Task details:
State how many lines of the records contain the string "annotation", matching case exactly, and give only the number.

Some records
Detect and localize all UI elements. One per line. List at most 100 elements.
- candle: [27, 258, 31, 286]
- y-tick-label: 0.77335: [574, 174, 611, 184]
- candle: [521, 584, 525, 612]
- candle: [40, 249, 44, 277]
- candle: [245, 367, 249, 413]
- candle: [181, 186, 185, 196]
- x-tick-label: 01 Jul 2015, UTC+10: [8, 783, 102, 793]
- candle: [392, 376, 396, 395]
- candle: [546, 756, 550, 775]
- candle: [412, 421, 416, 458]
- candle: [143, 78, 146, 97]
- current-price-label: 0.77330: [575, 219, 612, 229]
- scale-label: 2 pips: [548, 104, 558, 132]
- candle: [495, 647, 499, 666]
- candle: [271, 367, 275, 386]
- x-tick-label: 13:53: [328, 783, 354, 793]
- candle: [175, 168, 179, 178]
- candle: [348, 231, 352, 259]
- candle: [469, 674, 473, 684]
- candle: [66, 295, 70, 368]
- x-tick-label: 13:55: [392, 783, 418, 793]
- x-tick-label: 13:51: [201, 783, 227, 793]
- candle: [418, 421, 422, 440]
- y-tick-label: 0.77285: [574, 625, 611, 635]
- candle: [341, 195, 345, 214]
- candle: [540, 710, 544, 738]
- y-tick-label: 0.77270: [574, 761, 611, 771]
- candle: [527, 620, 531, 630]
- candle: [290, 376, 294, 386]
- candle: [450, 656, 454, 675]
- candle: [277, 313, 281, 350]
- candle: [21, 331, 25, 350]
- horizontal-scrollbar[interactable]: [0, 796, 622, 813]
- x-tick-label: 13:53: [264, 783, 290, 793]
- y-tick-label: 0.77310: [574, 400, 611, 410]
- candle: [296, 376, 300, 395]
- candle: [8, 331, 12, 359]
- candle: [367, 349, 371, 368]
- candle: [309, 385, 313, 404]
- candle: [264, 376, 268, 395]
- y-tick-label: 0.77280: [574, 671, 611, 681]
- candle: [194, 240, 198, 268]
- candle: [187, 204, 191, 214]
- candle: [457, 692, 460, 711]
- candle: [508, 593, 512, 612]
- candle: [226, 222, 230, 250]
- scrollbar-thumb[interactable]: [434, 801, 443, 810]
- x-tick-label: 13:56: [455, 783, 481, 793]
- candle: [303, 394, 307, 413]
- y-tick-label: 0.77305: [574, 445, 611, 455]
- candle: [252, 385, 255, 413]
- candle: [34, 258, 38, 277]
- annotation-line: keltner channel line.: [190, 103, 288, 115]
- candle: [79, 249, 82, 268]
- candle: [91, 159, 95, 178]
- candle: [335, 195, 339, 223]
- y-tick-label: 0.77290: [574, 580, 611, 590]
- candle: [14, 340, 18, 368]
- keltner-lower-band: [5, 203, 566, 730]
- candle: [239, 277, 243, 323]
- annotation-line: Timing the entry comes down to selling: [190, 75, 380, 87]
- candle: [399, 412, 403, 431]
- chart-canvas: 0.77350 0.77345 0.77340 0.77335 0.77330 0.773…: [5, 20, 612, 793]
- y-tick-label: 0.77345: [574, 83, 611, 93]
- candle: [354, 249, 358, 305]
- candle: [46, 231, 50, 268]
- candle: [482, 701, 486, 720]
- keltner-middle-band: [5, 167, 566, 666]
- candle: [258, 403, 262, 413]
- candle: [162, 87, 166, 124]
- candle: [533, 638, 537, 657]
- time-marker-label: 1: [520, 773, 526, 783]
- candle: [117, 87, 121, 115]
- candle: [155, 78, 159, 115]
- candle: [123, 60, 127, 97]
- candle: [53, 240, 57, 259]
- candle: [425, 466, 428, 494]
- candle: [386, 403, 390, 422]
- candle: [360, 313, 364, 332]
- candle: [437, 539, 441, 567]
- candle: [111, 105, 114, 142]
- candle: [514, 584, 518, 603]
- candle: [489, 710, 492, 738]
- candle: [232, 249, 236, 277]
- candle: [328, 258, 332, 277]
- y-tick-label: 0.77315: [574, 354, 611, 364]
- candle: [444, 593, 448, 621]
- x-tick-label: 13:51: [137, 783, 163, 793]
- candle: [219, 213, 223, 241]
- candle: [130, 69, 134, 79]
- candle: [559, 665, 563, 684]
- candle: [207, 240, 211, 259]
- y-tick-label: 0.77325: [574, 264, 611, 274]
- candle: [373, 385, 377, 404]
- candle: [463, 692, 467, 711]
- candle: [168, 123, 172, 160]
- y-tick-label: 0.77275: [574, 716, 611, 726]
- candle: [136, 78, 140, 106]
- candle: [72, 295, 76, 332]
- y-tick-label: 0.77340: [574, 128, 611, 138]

Task output:
2